GIVEN EXERCISE. Restate all of the entries exactly, dropping any pictures they hold.
↓
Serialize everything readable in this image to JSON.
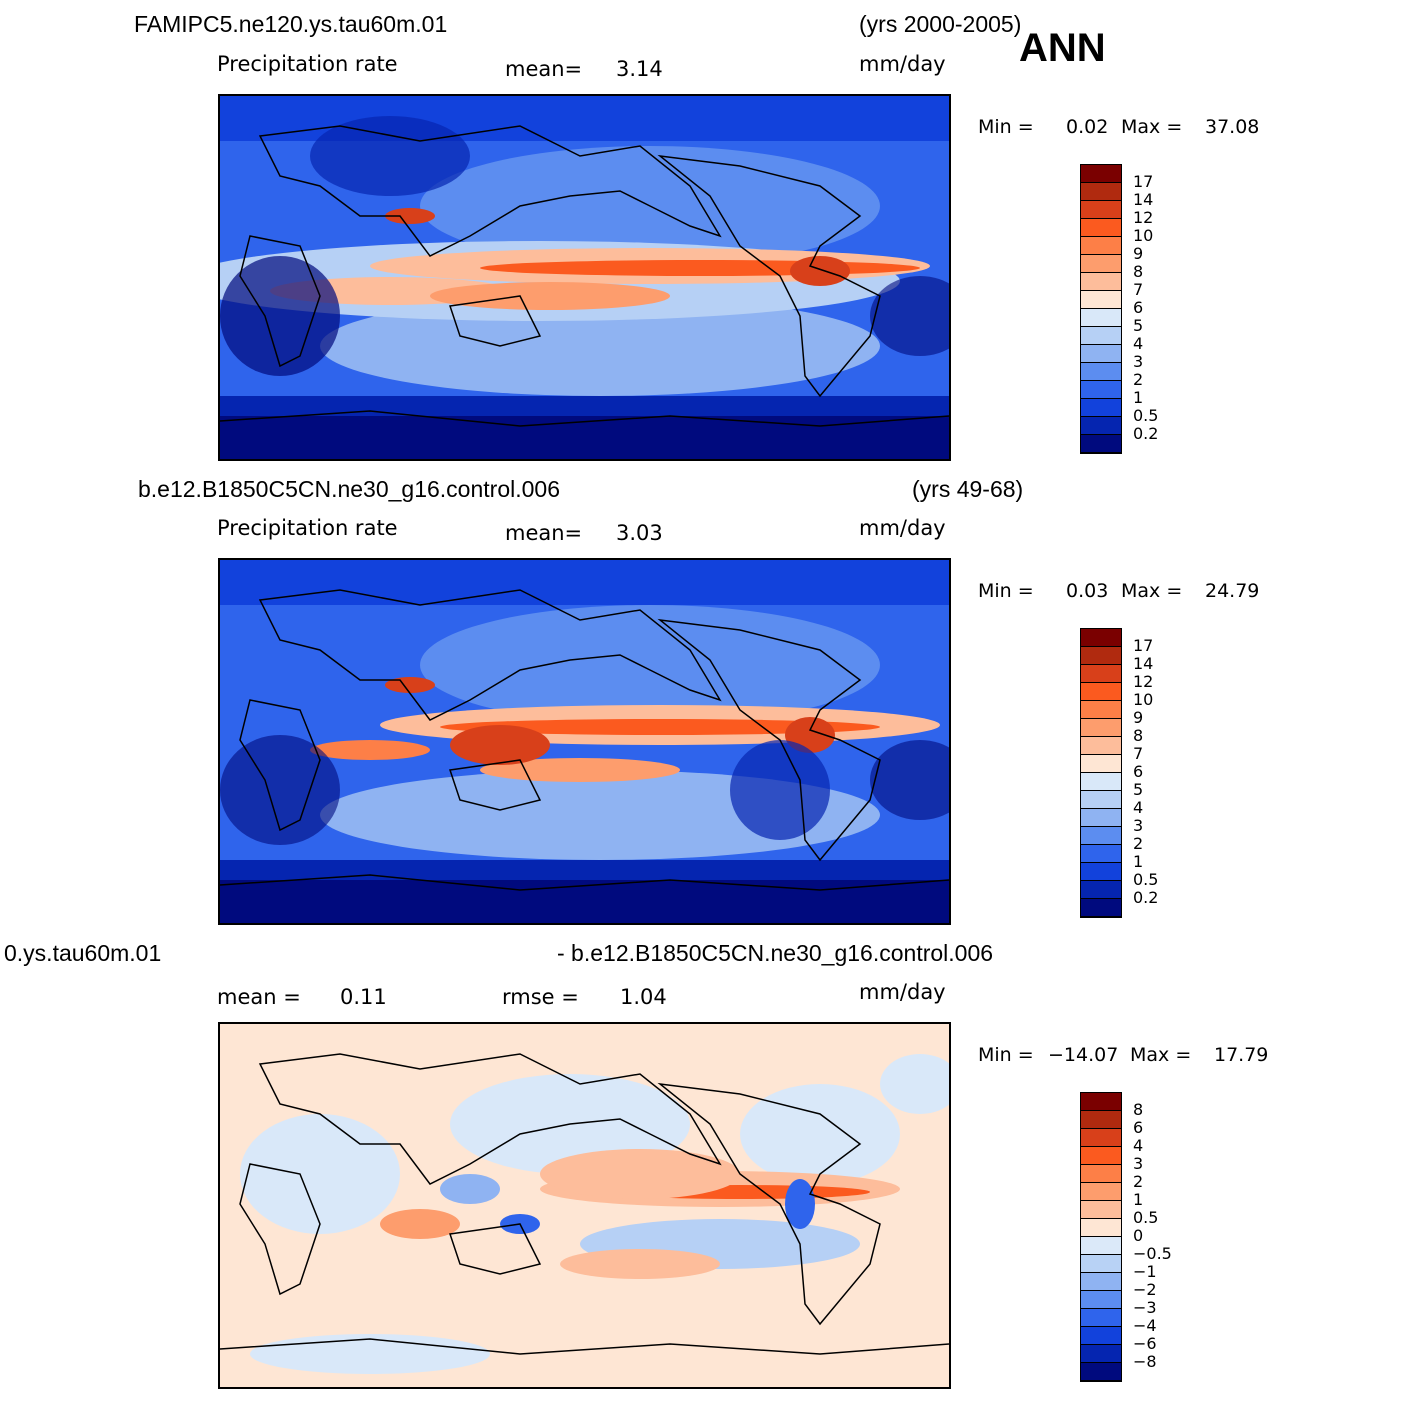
{
  "figure": {
    "season": "ANN"
  },
  "panels": [
    {
      "case_name": "FAMIPC5.ne120.ys.tau60m.01",
      "years": "(yrs 2000-2005)",
      "variable": "Precipitation rate",
      "stat_label": "mean=",
      "stat_value": "3.14",
      "units": "mm/day",
      "min_label": "Min =",
      "min_value": "0.02",
      "max_label": "Max =",
      "max_value": "37.08",
      "colorbar_labels": [
        "17",
        "14",
        "12",
        "10",
        "9",
        "8",
        "7",
        "6",
        "5",
        "4",
        "3",
        "2",
        "1",
        "0.5",
        "0.2"
      ]
    },
    {
      "case_name": "b.e12.B1850C5CN.ne30_g16.control.006",
      "years": "(yrs 49-68)",
      "variable": "Precipitation rate",
      "stat_label": "mean=",
      "stat_value": "3.03",
      "units": "mm/day",
      "min_label": "Min =",
      "min_value": "0.03",
      "max_label": "Max =",
      "max_value": "24.79",
      "colorbar_labels": [
        "17",
        "14",
        "12",
        "10",
        "9",
        "8",
        "7",
        "6",
        "5",
        "4",
        "3",
        "2",
        "1",
        "0.5",
        "0.2"
      ]
    },
    {
      "case_left": "0.ys.tau60m.01",
      "case_right": "- b.e12.B1850C5CN.ne30_g16.control.006",
      "mean_label": "mean =",
      "mean_value": "0.11",
      "rmse_label": "rmse =",
      "rmse_value": "1.04",
      "units": "mm/day",
      "min_label": "Min =",
      "min_value": "−14.07",
      "max_label": "Max =",
      "max_value": "17.79",
      "colorbar_labels": [
        "8",
        "6",
        "4",
        "3",
        "2",
        "1",
        "0.5",
        "0",
        "−0.5",
        "−1",
        "−2",
        "−3",
        "−4",
        "−6",
        "−8"
      ]
    }
  ],
  "colors": {
    "precip_scale": [
      "#7a0000",
      "#b02a0f",
      "#d8401a",
      "#fb5a1f",
      "#fd7f47",
      "#fd9d6d",
      "#fdbd9b",
      "#fee6d4",
      "#d9e8f9",
      "#b6d0f5",
      "#8fb3f2",
      "#5c8df0",
      "#2f64ec",
      "#1242dc",
      "#0525b0",
      "#000a7e"
    ],
    "diff_scale": [
      "#7a0000",
      "#b02a0f",
      "#d8401a",
      "#fb5a1f",
      "#fd7f47",
      "#fd9d6d",
      "#fdbd9b",
      "#fee6d4",
      "#dbe9f9",
      "#b8d2f5",
      "#8fb3f2",
      "#5c8df0",
      "#2f64ec",
      "#1242dc",
      "#0525b0",
      "#000a7e"
    ]
  }
}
↑
OUTPUT BELOW.
Serialize everything readable in this image to JSON.
{
  "figure": {
    "season": "ANN"
  },
  "panels": [
    {
      "case_name": "FAMIPC5.ne120.ys.tau60m.01",
      "years": "(yrs 2000-2005)",
      "variable": "Precipitation rate",
      "stat_label": "mean=",
      "stat_value": "3.14",
      "units": "mm/day",
      "min_label": "Min =",
      "min_value": "0.02",
      "max_label": "Max =",
      "max_value": "37.08",
      "colorbar_labels": [
        "17",
        "14",
        "12",
        "10",
        "9",
        "8",
        "7",
        "6",
        "5",
        "4",
        "3",
        "2",
        "1",
        "0.5",
        "0.2"
      ]
    },
    {
      "case_name": "b.e12.B1850C5CN.ne30_g16.control.006",
      "years": "(yrs 49-68)",
      "variable": "Precipitation rate",
      "stat_label": "mean=",
      "stat_value": "3.03",
      "units": "mm/day",
      "min_label": "Min =",
      "min_value": "0.03",
      "max_label": "Max =",
      "max_value": "24.79",
      "colorbar_labels": [
        "17",
        "14",
        "12",
        "10",
        "9",
        "8",
        "7",
        "6",
        "5",
        "4",
        "3",
        "2",
        "1",
        "0.5",
        "0.2"
      ]
    },
    {
      "case_left": "0.ys.tau60m.01",
      "case_right": "- b.e12.B1850C5CN.ne30_g16.control.006",
      "mean_label": "mean =",
      "mean_value": "0.11",
      "rmse_label": "rmse =",
      "rmse_value": "1.04",
      "units": "mm/day",
      "min_label": "Min =",
      "min_value": "−14.07",
      "max_label": "Max =",
      "max_value": "17.79",
      "colorbar_labels": [
        "8",
        "6",
        "4",
        "3",
        "2",
        "1",
        "0.5",
        "0",
        "−0.5",
        "−1",
        "−2",
        "−3",
        "−4",
        "−6",
        "−8"
      ]
    }
  ],
  "colors": {
    "precip_scale": [
      "#7a0000",
      "#b02a0f",
      "#d8401a",
      "#fb5a1f",
      "#fd7f47",
      "#fd9d6d",
      "#fdbd9b",
      "#fee6d4",
      "#d9e8f9",
      "#b6d0f5",
      "#8fb3f2",
      "#5c8df0",
      "#2f64ec",
      "#1242dc",
      "#0525b0",
      "#000a7e"
    ],
    "diff_scale": [
      "#7a0000",
      "#b02a0f",
      "#d8401a",
      "#fb5a1f",
      "#fd7f47",
      "#fd9d6d",
      "#fdbd9b",
      "#fee6d4",
      "#dbe9f9",
      "#b8d2f5",
      "#8fb3f2",
      "#5c8df0",
      "#2f64ec",
      "#1242dc",
      "#0525b0",
      "#000a7e"
    ]
  }
}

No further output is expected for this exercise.